- TO DO
Without the pictures, repeat the listing character for character.

(Rows from a figure dataset)
■ ■ ■ ■

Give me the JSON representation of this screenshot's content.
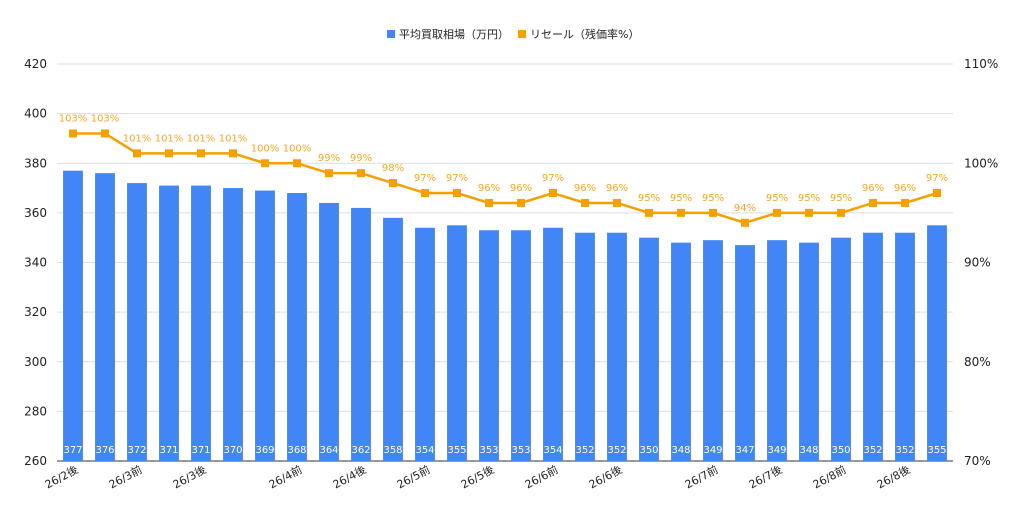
{
  "chart_data": {
    "type": "bar",
    "legend_position": "top-center",
    "grid": true,
    "categories": [
      "26/2後",
      "",
      "26/3前",
      "",
      "26/3後",
      "",
      "",
      "26/4前",
      "",
      "26/4後",
      "",
      "26/5前",
      "",
      "26/5後",
      "",
      "26/6前",
      "",
      "26/6後",
      "",
      "",
      "26/7前",
      "",
      "26/7後",
      "",
      "26/8前",
      "",
      "26/8後",
      ""
    ],
    "series": [
      {
        "name": "平均買取相場（万円）",
        "type": "bar",
        "axis": "left",
        "color": "#4285f4",
        "values": [
          377,
          376,
          372,
          371,
          371,
          370,
          369,
          368,
          364,
          362,
          358,
          354,
          355,
          353,
          353,
          354,
          352,
          352,
          350,
          348,
          349,
          347,
          349,
          348,
          350,
          352,
          352,
          355
        ],
        "labels": [
          "377",
          "376",
          "372",
          "371",
          "371",
          "370",
          "369",
          "368",
          "364",
          "362",
          "358",
          "354",
          "355",
          "353",
          "353",
          "354",
          "352",
          "352",
          "350",
          "348",
          "349",
          "347",
          "349",
          "348",
          "350",
          "352",
          "352",
          "355"
        ]
      },
      {
        "name": "リセール（残価率%）",
        "type": "line",
        "axis": "right",
        "color": "#f5a000",
        "values": [
          103,
          103,
          101,
          101,
          101,
          101,
          100,
          100,
          99,
          99,
          98,
          97,
          97,
          96,
          96,
          97,
          96,
          96,
          95,
          95,
          95,
          94,
          95,
          95,
          95,
          96,
          96,
          97
        ],
        "labels": [
          "103%",
          "103%",
          "101%",
          "101%",
          "101%",
          "101%",
          "100%",
          "100%",
          "99%",
          "99%",
          "98%",
          "97%",
          "97%",
          "96%",
          "96%",
          "97%",
          "96%",
          "96%",
          "95%",
          "95%",
          "95%",
          "94%",
          "95%",
          "95%",
          "95%",
          "96%",
          "96%",
          "97%"
        ]
      }
    ],
    "y_left": {
      "ylim": [
        260,
        420
      ],
      "ticks": [
        "260",
        "280",
        "300",
        "320",
        "340",
        "360",
        "380",
        "400",
        "420"
      ]
    },
    "y_right": {
      "ylim": [
        70,
        110
      ],
      "ticks": [
        "70%",
        "80%",
        "90%",
        "100%",
        "110%"
      ]
    }
  }
}
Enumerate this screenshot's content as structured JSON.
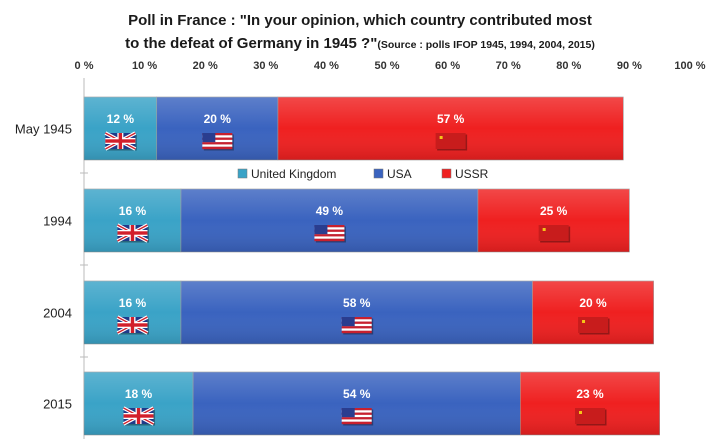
{
  "chart_data": {
    "type": "bar",
    "orientation": "horizontal",
    "stacked": true,
    "title_line1": "Poll in France : \"In your opinion, which country contributed most",
    "title_line2": "to the defeat of Germany in 1945 ?\"",
    "source_note": "(Source : polls IFOP 1945, 1994, 2004, 2015)",
    "categories": [
      "May 1945",
      "1994",
      "2004",
      "2015"
    ],
    "series": [
      {
        "name": "United Kingdom",
        "color": "#3aa3c7",
        "flag": "uk-flag-icon",
        "values": [
          12,
          16,
          16,
          18
        ]
      },
      {
        "name": "USA",
        "color": "#3a63bf",
        "flag": "us-flag-icon",
        "values": [
          20,
          49,
          58,
          54
        ]
      },
      {
        "name": "USSR",
        "color": "#ef2020",
        "flag": "ussr-flag-icon",
        "values": [
          57,
          25,
          20,
          23
        ]
      }
    ],
    "value_labels": [
      [
        "12 %",
        "20 %",
        "57 %"
      ],
      [
        "16 %",
        "49 %",
        "25 %"
      ],
      [
        "16 %",
        "58 %",
        "20 %"
      ],
      [
        "18 %",
        "54 %",
        "23 %"
      ]
    ],
    "xticks": [
      "0 %",
      "10 %",
      "20 %",
      "30 %",
      "40 %",
      "50 %",
      "60 %",
      "70 %",
      "80 %",
      "90 %",
      "100 %"
    ],
    "xlim": [
      0,
      100
    ],
    "legend_position": "top-center, between first and second bar",
    "grid": false
  }
}
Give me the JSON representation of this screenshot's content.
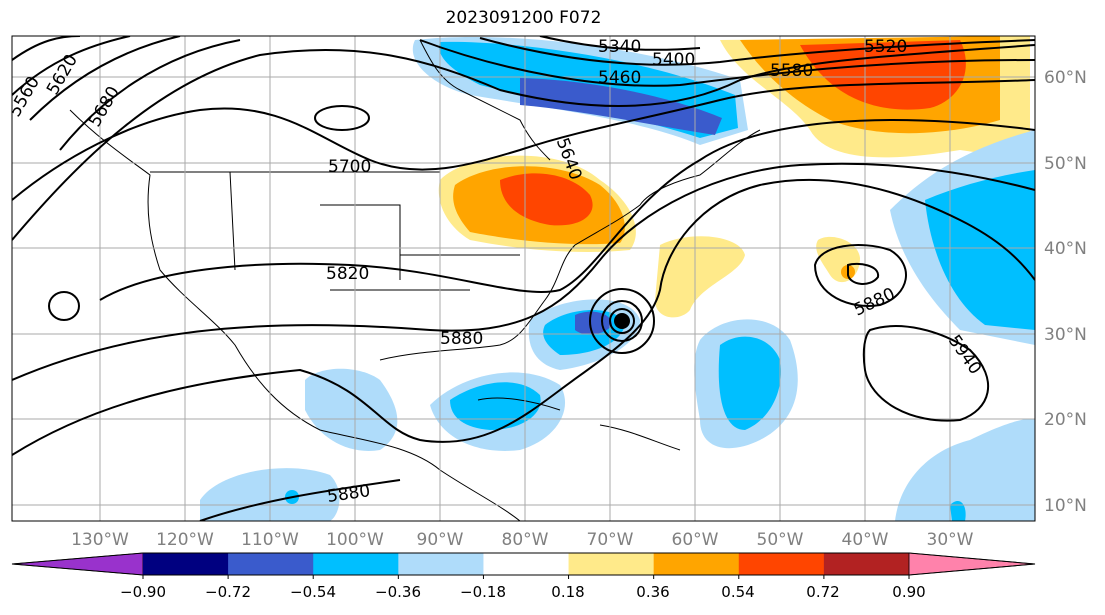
{
  "title": "2023091200 F072",
  "map": {
    "lon_labels": [
      "130°W",
      "120°W",
      "110°W",
      "100°W",
      "90°W",
      "80°W",
      "70°W",
      "60°W",
      "50°W",
      "40°W",
      "30°W"
    ],
    "lat_labels": [
      "60°N",
      "50°N",
      "40°N",
      "30°N",
      "20°N",
      "10°N"
    ],
    "contour_labels": [
      "5340",
      "5400",
      "5460",
      "5520",
      "5580",
      "5640",
      "5700",
      "5820",
      "5880",
      "5880",
      "5880",
      "5940",
      "5560",
      "5620",
      "5680"
    ]
  },
  "colorbar": {
    "ticks": [
      "−0.90",
      "−0.72",
      "−0.54",
      "−0.36",
      "−0.18",
      "0.18",
      "0.36",
      "0.54",
      "0.72",
      "0.90"
    ],
    "colors": [
      "#9932cc",
      "#000080",
      "#3a5bcc",
      "#00bfff",
      "#afdcfa",
      "#ffffff",
      "#ffea8a",
      "#ffa500",
      "#ff4500",
      "#b22222",
      "#ff82ab"
    ]
  }
}
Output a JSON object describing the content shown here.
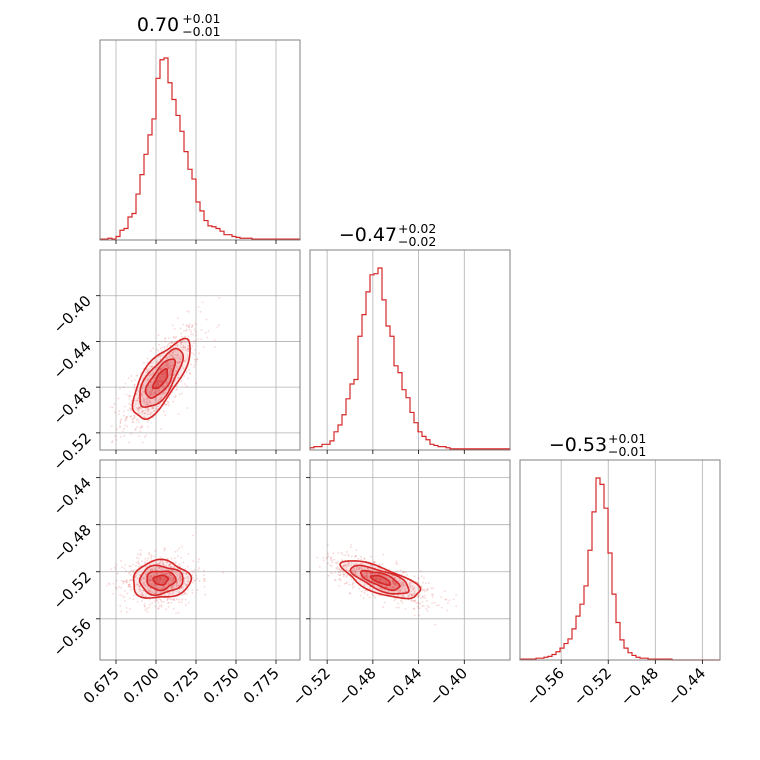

■ ■ ■ ■

- THE SOLUTION
Give me the JSON representation of this screenshot's content.
{
  "chart_data": {
    "type": "bar",
    "legend_position": "top-center",
    "grid": true,
    "categories": [
      "26/2後",
      "",
      "26/3前",
      "",
      "26/3後",
      "",
      "",
      "26/4前",
      "",
      "26/4後",
      "",
      "26/5前",
      "",
      "26/5後",
      "",
      "26/6前",
      "",
      "26/6後",
      "",
      "",
      "26/7前",
      "",
      "26/7後",
      "",
      "26/8前",
      "",
      "26/8後",
      ""
    ],
    "series": [
      {
        "name": "平均買取相場（万円）",
        "type": "bar",
        "axis": "left",
        "color": "#4285f4",
        "values": [
          377,
          376,
          372,
          371,
          371,
          370,
          369,
          368,
          364,
          362,
          358,
          354,
          355,
          353,
          353,
          354,
          352,
          352,
          350,
          348,
          349,
          347,
          349,
          348,
          350,
          352,
          352,
          355
        ],
        "labels": [
          "377",
          "376",
          "372",
          "371",
          "371",
          "370",
          "369",
          "368",
          "364",
          "362",
          "358",
          "354",
          "355",
          "353",
          "353",
          "354",
          "352",
          "352",
          "350",
          "348",
          "349",
          "347",
          "349",
          "348",
          "350",
          "352",
          "352",
          "355"
        ]
      },
      {
        "name": "リセール（残価率%）",
        "type": "line",
        "axis": "right",
        "color": "#f5a000",
        "values": [
          103,
          103,
          101,
          101,
          101,
          101,
          100,
          100,
          99,
          99,
          98,
          97,
          97,
          96,
          96,
          97,
          96,
          96,
          95,
          95,
          95,
          94,
          95,
          95,
          95,
          96,
          96,
          97
        ],
        "labels": [
          "103%",
          "103%",
          "101%",
          "101%",
          "101%",
          "101%",
          "100%",
          "100%",
          "99%",
          "99%",
          "98%",
          "97%",
          "97%",
          "96%",
          "96%",
          "97%",
          "96%",
          "96%",
          "95%",
          "95%",
          "95%",
          "94%",
          "95%",
          "95%",
          "95%",
          "96%",
          "96%",
          "97%"
        ]
      }
    ],
    "y_left": {
      "ylim": [
        260,
        420
      ],
      "ticks": [
        "260",
        "280",
        "300",
        "320",
        "340",
        "360",
        "380",
        "400",
        "420"
      ]
    },
    "y_right": {
      "ylim": [
        70,
        110
      ],
      "ticks": [
        "70%",
        "80%",
        "90%",
        "100%",
        "110%"
      ]
    }
  }
}
Enumerate this screenshot's content as structured JSON.
{
  "chart_data": {
    "type": "bar",
    "orientation": "horizontal",
    "stacked": true,
    "title_line1": "Poll in France : \"In your opinion, which country contributed most",
    "title_line2": "to the defeat of Germany in 1945 ?\"",
    "source_note": "(Source : polls IFOP 1945, 1994, 2004, 2015)",
    "categories": [
      "May 1945",
      "1994",
      "2004",
      "2015"
    ],
    "series": [
      {
        "name": "United Kingdom",
        "color": "#3aa3c7",
        "flag": "uk-flag-icon",
        "values": [
          12,
          16,
          16,
          18
        ]
      },
      {
        "name": "USA",
        "color": "#3a63bf",
        "flag": "us-flag-icon",
        "values": [
          20,
          49,
          58,
          54
        ]
      },
      {
        "name": "USSR",
        "color": "#ef2020",
        "flag": "ussr-flag-icon",
        "values": [
          57,
          25,
          20,
          23
        ]
      }
    ],
    "value_labels": [
      [
        "12 %",
        "20 %",
        "57 %"
      ],
      [
        "16 %",
        "49 %",
        "25 %"
      ],
      [
        "16 %",
        "58 %",
        "20 %"
      ],
      [
        "18 %",
        "54 %",
        "23 %"
      ]
    ],
    "xticks": [
      "0 %",
      "10 %",
      "20 %",
      "30 %",
      "40 %",
      "50 %",
      "60 %",
      "70 %",
      "80 %",
      "90 %",
      "100 %"
    ],
    "xlim": [
      0,
      100
    ],
    "legend_position": "top-center, between first and second bar",
    "grid": false
  }
}
Give me the JSON representation of this screenshot's content.
{
  "title": "2023091200 F072",
  "map": {
    "lon_labels": [
      "130°W",
      "120°W",
      "110°W",
      "100°W",
      "90°W",
      "80°W",
      "70°W",
      "60°W",
      "50°W",
      "40°W",
      "30°W"
    ],
    "lat_labels": [
      "60°N",
      "50°N",
      "40°N",
      "30°N",
      "20°N",
      "10°N"
    ],
    "contour_labels": [
      "5340",
      "5400",
      "5460",
      "5520",
      "5580",
      "5640",
      "5700",
      "5820",
      "5880",
      "5880",
      "5880",
      "5940",
      "5560",
      "5620",
      "5680"
    ]
  },
  "colorbar": {
    "ticks": [
      "−0.90",
      "−0.72",
      "−0.54",
      "−0.36",
      "−0.18",
      "0.18",
      "0.36",
      "0.54",
      "0.72",
      "0.90"
    ],
    "colors": [
      "#9932cc",
      "#000080",
      "#3a5bcc",
      "#00bfff",
      "#afdcfa",
      "#ffffff",
      "#ffea8a",
      "#ffa500",
      "#ff4500",
      "#b22222",
      "#ff82ab"
    ]
  }
}
Output a JSON object describing the content shown here.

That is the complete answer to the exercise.